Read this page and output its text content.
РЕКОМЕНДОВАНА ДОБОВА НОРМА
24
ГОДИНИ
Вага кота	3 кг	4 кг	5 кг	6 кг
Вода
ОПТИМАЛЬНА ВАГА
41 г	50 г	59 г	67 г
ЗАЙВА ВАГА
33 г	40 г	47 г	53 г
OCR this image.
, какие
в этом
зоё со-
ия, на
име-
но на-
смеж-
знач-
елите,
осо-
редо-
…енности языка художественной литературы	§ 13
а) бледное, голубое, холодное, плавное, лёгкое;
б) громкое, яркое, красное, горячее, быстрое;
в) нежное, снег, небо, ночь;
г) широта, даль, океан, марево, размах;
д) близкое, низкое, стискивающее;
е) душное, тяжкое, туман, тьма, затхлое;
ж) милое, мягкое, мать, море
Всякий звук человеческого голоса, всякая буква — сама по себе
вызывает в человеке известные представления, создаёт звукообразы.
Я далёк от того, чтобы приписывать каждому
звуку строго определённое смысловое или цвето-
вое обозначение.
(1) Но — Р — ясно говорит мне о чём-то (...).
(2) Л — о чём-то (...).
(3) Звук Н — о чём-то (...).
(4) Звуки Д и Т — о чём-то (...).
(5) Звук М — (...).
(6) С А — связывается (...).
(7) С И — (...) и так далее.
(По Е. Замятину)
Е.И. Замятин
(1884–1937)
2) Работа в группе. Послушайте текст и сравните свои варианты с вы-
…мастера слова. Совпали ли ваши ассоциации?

━━━━━━━━━━━━━━━━━━━━

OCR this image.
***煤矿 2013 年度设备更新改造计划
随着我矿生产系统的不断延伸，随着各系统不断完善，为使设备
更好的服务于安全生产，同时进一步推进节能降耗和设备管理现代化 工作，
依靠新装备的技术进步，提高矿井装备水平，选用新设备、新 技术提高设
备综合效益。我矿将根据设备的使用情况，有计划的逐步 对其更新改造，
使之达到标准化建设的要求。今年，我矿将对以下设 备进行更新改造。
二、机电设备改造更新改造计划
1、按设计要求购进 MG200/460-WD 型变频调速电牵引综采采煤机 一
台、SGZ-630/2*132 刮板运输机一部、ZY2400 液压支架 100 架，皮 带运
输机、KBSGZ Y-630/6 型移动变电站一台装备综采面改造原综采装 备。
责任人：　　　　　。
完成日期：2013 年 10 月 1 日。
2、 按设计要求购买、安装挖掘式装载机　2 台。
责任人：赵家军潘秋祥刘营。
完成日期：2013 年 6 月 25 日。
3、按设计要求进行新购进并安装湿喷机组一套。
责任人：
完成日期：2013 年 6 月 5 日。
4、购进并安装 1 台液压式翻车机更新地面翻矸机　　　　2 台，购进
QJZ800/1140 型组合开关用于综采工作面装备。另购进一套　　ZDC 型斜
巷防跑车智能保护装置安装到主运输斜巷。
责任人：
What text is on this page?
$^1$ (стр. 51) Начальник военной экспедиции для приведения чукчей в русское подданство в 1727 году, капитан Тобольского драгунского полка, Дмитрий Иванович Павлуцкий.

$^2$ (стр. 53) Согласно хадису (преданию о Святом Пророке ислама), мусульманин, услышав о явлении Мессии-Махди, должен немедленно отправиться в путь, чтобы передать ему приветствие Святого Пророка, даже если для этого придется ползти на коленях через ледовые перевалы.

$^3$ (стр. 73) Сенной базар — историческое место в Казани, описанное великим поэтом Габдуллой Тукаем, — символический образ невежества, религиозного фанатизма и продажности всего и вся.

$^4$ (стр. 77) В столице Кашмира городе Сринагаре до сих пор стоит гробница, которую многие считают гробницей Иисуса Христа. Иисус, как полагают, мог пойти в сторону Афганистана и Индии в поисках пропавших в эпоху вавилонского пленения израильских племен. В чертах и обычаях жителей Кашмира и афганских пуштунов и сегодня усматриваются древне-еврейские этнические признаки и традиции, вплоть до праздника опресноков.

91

━━━━━━━━━━━━━━━━━━━━

From the listing above, copy every line that holds the string "完成日期".

完成日期：2013 年 10 月 1 日。
完成日期：2013 年 6 月 25 日。
完成日期：2013 年 6 月 5 日。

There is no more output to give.